(GIVEN PROBLEM) Gather all lines in the entries that include the word "Score".

(Data entries for graphics)
+ + + +

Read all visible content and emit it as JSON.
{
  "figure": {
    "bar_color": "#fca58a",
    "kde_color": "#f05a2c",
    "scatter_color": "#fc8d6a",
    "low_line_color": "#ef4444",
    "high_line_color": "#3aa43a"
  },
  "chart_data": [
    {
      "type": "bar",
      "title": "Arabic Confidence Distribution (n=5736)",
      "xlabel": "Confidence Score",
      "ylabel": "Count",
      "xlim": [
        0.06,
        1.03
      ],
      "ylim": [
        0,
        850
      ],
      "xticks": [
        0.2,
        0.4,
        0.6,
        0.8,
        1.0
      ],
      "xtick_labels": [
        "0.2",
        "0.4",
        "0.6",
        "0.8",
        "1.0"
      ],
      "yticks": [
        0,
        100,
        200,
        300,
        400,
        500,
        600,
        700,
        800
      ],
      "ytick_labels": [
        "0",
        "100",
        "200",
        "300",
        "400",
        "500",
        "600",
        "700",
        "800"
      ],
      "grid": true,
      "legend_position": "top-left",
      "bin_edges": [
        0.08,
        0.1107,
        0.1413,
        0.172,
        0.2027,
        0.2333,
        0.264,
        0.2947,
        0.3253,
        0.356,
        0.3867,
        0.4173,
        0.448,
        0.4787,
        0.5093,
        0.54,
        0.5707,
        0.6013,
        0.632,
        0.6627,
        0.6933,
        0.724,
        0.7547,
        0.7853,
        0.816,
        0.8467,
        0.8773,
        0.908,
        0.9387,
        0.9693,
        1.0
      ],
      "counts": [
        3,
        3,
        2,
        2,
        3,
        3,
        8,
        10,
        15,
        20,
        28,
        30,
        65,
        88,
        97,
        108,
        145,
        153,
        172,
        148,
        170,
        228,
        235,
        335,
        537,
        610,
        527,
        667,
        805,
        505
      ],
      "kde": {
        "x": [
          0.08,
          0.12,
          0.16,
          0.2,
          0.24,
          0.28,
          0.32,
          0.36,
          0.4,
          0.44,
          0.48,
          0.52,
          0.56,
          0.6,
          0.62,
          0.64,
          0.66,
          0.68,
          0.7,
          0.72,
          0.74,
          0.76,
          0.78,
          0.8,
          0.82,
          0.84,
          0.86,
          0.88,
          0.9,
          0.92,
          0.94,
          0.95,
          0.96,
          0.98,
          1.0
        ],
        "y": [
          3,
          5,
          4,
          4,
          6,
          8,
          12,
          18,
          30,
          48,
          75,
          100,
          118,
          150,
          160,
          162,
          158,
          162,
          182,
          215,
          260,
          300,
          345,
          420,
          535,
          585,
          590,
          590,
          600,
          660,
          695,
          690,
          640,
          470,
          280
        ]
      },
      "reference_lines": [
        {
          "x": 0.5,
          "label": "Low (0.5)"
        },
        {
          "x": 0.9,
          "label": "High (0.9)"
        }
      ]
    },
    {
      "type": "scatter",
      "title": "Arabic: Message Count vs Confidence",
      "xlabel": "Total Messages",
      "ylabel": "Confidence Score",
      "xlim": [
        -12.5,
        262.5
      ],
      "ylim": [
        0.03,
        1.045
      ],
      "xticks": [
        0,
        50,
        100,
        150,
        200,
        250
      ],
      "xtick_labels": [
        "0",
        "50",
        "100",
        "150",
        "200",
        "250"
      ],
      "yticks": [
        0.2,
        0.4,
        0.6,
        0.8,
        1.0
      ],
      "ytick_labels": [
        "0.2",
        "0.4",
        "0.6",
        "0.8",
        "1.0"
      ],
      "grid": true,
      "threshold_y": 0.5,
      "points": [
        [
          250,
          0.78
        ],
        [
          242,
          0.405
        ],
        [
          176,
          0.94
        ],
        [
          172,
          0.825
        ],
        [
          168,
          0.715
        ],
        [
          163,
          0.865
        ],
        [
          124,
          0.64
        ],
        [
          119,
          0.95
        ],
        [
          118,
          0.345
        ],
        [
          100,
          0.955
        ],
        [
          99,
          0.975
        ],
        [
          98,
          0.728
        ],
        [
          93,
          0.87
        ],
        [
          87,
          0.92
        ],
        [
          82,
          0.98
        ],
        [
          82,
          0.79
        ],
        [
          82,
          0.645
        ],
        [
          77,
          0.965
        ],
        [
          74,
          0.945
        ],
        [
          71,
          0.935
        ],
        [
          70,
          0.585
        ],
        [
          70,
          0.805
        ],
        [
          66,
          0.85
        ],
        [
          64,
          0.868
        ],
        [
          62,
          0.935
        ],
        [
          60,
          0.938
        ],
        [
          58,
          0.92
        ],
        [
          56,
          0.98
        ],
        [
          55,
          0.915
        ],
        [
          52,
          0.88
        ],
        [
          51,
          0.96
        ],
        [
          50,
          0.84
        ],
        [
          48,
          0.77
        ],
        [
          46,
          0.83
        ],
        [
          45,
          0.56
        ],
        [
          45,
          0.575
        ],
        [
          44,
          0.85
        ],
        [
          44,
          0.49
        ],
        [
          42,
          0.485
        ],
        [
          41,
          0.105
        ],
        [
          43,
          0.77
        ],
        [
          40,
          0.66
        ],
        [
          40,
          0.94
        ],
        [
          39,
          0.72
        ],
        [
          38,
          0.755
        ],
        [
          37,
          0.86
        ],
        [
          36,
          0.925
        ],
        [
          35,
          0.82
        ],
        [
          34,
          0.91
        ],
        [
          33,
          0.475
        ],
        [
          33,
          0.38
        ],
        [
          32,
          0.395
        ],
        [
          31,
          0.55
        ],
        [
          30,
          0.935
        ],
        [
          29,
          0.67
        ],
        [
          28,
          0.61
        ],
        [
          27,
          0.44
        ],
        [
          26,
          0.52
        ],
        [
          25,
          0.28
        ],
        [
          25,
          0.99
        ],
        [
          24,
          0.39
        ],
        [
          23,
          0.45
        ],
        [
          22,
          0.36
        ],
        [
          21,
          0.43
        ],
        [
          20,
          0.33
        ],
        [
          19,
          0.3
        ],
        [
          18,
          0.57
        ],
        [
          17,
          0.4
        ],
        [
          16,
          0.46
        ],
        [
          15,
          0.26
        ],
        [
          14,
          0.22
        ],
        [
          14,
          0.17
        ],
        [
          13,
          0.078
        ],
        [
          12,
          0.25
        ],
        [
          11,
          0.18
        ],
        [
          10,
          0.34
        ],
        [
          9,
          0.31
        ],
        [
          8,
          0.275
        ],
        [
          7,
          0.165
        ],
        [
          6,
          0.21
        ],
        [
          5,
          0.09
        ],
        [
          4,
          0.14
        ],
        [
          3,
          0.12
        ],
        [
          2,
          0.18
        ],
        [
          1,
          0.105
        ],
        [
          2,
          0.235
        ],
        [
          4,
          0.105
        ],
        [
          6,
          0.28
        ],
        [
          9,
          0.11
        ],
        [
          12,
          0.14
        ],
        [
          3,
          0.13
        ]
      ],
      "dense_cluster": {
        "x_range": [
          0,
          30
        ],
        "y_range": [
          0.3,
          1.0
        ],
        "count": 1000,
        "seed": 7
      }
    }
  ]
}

+ + + +

(PROBLEM SOLUTION)
      "xlabel": "Confidence Score",
      "ylabel": "Confidence Score",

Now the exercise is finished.